**WHAT NEEDS TO BE DONE**
Lay out these lines as a numbered list, omitting any blank lines. Include every line of the material.

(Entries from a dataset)
..........

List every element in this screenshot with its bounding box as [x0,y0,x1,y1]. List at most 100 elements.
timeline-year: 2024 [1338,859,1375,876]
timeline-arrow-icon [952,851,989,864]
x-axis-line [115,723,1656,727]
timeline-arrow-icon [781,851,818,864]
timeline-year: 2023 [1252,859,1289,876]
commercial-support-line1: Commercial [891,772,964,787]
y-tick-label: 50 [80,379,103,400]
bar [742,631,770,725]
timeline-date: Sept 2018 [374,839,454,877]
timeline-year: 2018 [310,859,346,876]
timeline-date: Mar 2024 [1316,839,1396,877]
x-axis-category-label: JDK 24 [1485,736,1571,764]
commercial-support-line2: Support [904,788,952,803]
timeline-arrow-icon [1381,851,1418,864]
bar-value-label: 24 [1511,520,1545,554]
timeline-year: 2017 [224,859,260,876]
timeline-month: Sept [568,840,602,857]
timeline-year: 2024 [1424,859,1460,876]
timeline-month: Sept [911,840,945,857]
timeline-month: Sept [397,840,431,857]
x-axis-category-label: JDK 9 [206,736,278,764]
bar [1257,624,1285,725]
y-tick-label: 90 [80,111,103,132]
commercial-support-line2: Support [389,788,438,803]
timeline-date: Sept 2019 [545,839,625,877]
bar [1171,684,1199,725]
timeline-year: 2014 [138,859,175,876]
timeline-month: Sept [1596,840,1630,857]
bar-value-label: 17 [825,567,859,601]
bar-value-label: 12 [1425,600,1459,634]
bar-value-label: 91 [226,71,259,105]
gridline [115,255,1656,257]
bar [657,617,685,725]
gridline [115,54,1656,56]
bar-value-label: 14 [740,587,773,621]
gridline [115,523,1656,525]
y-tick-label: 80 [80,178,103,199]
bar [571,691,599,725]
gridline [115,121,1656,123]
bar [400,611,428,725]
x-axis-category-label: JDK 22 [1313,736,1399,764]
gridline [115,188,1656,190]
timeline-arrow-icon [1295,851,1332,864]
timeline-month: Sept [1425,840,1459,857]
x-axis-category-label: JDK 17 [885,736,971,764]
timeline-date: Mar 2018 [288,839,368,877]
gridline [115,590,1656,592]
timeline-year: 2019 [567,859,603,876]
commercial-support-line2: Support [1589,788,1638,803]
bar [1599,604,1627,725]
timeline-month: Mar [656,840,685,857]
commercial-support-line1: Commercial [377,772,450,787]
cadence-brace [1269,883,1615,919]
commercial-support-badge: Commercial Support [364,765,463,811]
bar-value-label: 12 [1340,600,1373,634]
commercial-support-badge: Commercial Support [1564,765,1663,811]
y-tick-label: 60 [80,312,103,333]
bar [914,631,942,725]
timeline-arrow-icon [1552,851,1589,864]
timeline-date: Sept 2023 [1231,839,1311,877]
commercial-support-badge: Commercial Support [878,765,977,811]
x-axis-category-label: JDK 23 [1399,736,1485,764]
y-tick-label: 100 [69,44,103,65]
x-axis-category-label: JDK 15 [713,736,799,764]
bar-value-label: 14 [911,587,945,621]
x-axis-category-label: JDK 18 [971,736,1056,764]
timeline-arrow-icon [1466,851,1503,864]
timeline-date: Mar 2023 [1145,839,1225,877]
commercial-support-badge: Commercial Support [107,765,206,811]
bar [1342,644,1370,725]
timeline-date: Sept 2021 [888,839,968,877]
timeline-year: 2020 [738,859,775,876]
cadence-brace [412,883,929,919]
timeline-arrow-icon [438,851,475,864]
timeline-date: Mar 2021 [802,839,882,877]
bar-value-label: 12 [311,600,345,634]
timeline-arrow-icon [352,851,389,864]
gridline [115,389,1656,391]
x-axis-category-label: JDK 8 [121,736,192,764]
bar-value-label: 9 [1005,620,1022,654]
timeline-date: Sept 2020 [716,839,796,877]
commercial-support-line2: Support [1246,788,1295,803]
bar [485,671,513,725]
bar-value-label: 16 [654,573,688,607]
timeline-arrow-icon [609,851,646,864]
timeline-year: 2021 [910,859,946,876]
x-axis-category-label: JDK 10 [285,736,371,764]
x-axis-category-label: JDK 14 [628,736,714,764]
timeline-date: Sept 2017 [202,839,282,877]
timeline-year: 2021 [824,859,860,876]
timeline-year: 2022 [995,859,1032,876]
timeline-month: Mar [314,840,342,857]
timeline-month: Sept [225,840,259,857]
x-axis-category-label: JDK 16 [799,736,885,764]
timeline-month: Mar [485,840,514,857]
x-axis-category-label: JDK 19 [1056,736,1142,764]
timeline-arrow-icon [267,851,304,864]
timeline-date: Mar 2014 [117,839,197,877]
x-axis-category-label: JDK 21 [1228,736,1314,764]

..........

**OUTPUT FOR THIS EXERCISE**
1. List every element in this screenshot with its bounding box as [x0,y0,x1,y1]. List at most 100 elements.
2. timeline-year: 2024 [1338,859,1375,876]
3. timeline-arrow-icon [952,851,989,864]
4. x-axis-line [115,723,1656,727]
5. timeline-arrow-icon [781,851,818,864]
6. timeline-year: 2023 [1252,859,1289,876]
7. commercial-support-line1: Commercial [891,772,964,787]
8. y-tick-label: 50 [80,379,103,400]
9. bar [742,631,770,725]
10. timeline-date: Sept 2018 [374,839,454,877]
11. timeline-year: 2018 [310,859,346,876]
12. timeline-date: Mar 2024 [1316,839,1396,877]
13. x-axis-category-label: JDK 24 [1485,736,1571,764]
14. commercial-support-line2: Support [904,788,952,803]
15. timeline-arrow-icon [1381,851,1418,864]
16. bar-value-label: 24 [1511,520,1545,554]
17. timeline-year: 2017 [224,859,260,876]
18. timeline-month: Sept [568,840,602,857]
19. timeline-year: 2024 [1424,859,1460,876]
20. timeline-month: Sept [911,840,945,857]
21. timeline-month: Sept [397,840,431,857]
22. x-axis-category-label: JDK 9 [206,736,278,764]
23. bar [1257,624,1285,725]
24. y-tick-label: 90 [80,111,103,132]
25. commercial-support-line2: Support [389,788,438,803]
26. timeline-date: Sept 2019 [545,839,625,877]
27. bar [1171,684,1199,725]
28. timeline-year: 2014 [138,859,175,876]
29. timeline-month: Sept [1596,840,1630,857]
30. bar-value-label: 17 [825,567,859,601]
31. bar-value-label: 12 [1425,600,1459,634]
32. bar-value-label: 91 [226,71,259,105]
33. gridline [115,255,1656,257]
34. bar [657,617,685,725]
35. gridline [115,54,1656,56]
36. bar-value-label: 14 [740,587,773,621]
37. gridline [115,523,1656,525]
38. y-tick-label: 80 [80,178,103,199]
39. bar [571,691,599,725]
40. gridline [115,121,1656,123]
41. bar [400,611,428,725]
42. x-axis-category-label: JDK 22 [1313,736,1399,764]
43. gridline [115,188,1656,190]
44. timeline-arrow-icon [1295,851,1332,864]
45. timeline-month: Sept [1425,840,1459,857]
46. x-axis-category-label: JDK 17 [885,736,971,764]
47. timeline-date: Mar 2018 [288,839,368,877]
48. gridline [115,590,1656,592]
49. timeline-year: 2019 [567,859,603,876]
50. commercial-support-line2: Support [1589,788,1638,803]
51. bar [1599,604,1627,725]
52. timeline-month: Mar [656,840,685,857]
53. commercial-support-line1: Commercial [377,772,450,787]
54. cadence-brace [1269,883,1615,919]
55. commercial-support-badge: Commercial Support [364,765,463,811]
56. bar-value-label: 12 [1340,600,1373,634]
57. commercial-support-badge: Commercial Support [1564,765,1663,811]
58. y-tick-label: 60 [80,312,103,333]
59. bar [914,631,942,725]
60. timeline-arrow-icon [1552,851,1589,864]
61. timeline-date: Sept 2023 [1231,839,1311,877]
62. commercial-support-badge: Commercial Support [878,765,977,811]
63. x-axis-category-label: JDK 23 [1399,736,1485,764]
64. y-tick-label: 100 [69,44,103,65]
65. x-axis-category-label: JDK 15 [713,736,799,764]
66. bar-value-label: 14 [911,587,945,621]
67. x-axis-category-label: JDK 18 [971,736,1056,764]
68. timeline-arrow-icon [1466,851,1503,864]
69. timeline-date: Mar 2023 [1145,839,1225,877]
70. commercial-support-badge: Commercial Support [107,765,206,811]
71. bar [1342,644,1370,725]
72. timeline-date: Sept 2021 [888,839,968,877]
73. timeline-year: 2020 [738,859,775,876]
74. cadence-brace [412,883,929,919]
75. timeline-arrow-icon [438,851,475,864]
76. timeline-date: Mar 2021 [802,839,882,877]
77. bar-value-label: 12 [311,600,345,634]
78. timeline-arrow-icon [352,851,389,864]
79. gridline [115,389,1656,391]
80. x-axis-category-label: JDK 8 [121,736,192,764]
81. bar-value-label: 9 [1005,620,1022,654]
82. timeline-date: Sept 2020 [716,839,796,877]
83. commercial-support-line2: Support [1246,788,1295,803]
84. bar [485,671,513,725]
85. bar-value-label: 16 [654,573,688,607]
86. timeline-arrow-icon [609,851,646,864]
87. timeline-year: 2021 [910,859,946,876]
88. x-axis-category-label: JDK 10 [285,736,371,764]
89. x-axis-category-label: JDK 14 [628,736,714,764]
90. timeline-date: Sept 2017 [202,839,282,877]
91. timeline-year: 2021 [824,859,860,876]
92. timeline-year: 2022 [995,859,1032,876]
93. timeline-month: Mar [314,840,342,857]
94. timeline-month: Sept [225,840,259,857]
95. x-axis-category-label: JDK 16 [799,736,885,764]
96. timeline-month: Mar [485,840,514,857]
97. x-axis-category-label: JDK 19 [1056,736,1142,764]
98. timeline-arrow-icon [267,851,304,864]
99. timeline-date: Mar 2014 [117,839,197,877]
100. x-axis-category-label: JDK 21 [1228,736,1314,764]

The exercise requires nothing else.